## Begin Available data

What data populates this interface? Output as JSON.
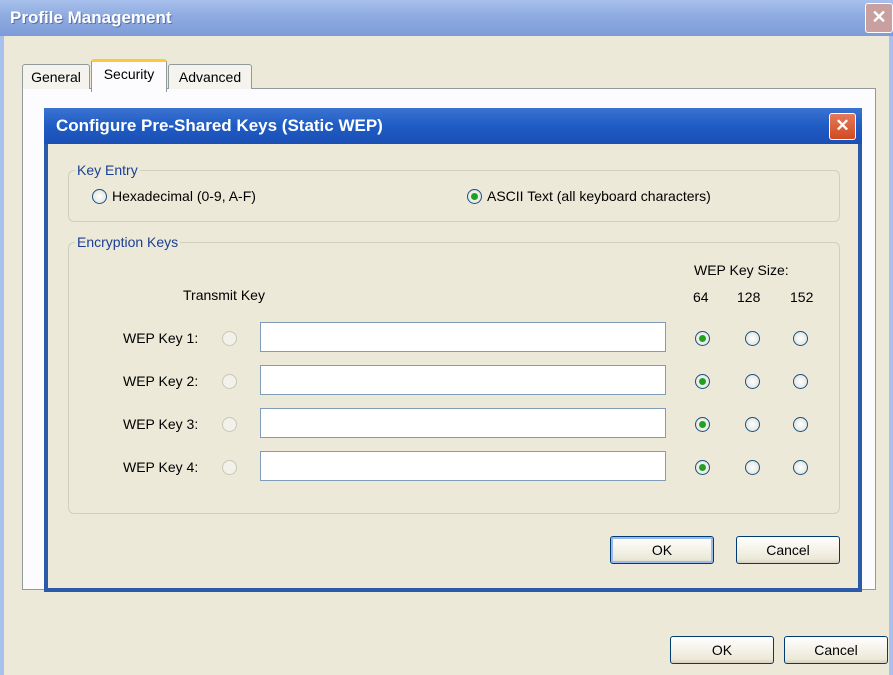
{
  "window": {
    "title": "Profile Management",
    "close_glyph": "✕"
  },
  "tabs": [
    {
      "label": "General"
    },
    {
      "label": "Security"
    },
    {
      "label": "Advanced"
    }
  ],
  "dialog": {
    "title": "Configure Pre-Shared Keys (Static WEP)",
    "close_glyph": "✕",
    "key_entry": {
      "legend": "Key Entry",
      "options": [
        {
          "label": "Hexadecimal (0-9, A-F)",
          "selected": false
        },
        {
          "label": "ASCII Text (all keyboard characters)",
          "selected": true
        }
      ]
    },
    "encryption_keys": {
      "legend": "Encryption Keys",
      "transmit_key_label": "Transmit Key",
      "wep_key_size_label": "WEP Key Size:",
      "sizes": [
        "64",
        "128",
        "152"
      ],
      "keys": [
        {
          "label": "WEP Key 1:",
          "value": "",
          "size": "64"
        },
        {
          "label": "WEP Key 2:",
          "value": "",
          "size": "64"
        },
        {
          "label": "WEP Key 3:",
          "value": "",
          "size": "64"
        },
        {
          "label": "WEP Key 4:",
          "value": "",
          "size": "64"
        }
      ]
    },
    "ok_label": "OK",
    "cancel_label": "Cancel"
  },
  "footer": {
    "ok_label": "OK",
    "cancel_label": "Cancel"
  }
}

## End Available data
## Begin Available data

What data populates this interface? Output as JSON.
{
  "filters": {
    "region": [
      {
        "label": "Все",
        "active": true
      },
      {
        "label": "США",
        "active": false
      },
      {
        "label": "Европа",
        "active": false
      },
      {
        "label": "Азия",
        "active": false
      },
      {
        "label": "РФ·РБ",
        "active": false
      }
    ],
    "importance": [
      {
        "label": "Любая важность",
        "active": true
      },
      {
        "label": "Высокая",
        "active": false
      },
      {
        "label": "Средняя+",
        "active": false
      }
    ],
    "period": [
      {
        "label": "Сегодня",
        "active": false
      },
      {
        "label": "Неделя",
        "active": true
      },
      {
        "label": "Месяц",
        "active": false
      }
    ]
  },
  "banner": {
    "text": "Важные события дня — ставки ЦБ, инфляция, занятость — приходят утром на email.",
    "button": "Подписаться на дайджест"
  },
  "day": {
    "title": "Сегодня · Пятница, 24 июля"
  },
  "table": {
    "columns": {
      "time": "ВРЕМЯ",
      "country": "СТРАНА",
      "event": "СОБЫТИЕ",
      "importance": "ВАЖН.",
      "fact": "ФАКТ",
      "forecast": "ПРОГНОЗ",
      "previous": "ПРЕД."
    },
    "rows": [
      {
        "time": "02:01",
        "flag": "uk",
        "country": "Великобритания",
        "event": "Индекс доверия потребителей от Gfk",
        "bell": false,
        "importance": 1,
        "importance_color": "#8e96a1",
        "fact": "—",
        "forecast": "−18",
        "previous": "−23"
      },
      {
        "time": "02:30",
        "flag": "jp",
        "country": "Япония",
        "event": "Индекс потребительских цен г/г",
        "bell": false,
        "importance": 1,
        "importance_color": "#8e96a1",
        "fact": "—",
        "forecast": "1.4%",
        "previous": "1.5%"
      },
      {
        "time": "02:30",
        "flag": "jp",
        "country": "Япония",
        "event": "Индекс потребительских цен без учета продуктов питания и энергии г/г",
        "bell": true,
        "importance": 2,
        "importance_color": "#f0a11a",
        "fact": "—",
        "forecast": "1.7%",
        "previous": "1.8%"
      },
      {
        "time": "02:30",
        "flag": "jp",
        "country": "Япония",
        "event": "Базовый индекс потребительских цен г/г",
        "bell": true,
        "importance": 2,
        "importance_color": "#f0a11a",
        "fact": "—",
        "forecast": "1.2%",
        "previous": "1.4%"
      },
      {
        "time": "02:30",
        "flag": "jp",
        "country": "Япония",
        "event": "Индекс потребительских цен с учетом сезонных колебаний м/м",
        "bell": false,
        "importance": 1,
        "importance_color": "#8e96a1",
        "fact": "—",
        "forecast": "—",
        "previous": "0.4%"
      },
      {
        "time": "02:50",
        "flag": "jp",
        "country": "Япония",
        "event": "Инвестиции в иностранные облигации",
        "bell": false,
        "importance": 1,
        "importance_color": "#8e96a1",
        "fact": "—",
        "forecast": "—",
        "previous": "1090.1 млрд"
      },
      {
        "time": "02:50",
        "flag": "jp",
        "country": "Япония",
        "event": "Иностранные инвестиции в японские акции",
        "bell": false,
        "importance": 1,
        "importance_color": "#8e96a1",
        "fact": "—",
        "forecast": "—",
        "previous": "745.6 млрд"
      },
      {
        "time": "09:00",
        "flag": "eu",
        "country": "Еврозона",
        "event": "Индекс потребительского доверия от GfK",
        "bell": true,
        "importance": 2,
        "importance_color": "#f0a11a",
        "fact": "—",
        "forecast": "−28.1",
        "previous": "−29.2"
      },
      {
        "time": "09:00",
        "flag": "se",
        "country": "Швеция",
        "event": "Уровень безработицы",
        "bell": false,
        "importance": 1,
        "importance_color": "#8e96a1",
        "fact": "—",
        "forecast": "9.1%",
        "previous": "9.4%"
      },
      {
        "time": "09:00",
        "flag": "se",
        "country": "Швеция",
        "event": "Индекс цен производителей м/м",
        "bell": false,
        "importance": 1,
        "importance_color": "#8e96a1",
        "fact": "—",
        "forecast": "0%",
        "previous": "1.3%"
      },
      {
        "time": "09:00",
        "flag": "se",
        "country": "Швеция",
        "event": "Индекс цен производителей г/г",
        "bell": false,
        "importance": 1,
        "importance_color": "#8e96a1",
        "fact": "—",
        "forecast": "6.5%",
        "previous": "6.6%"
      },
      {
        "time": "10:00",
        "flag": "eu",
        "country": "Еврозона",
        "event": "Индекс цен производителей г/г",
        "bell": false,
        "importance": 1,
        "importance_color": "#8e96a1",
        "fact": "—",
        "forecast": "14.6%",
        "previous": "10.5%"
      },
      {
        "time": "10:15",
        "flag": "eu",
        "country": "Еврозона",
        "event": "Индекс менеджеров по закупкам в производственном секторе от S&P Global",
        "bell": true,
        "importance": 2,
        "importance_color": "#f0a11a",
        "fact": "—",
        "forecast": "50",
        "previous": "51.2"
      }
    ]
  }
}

## End Available data

Set task: Check each line above for the string "legend" and show the ones that have it.

Task answer:
      "legend": "Key Entry",
      "legend": "Encryption Keys",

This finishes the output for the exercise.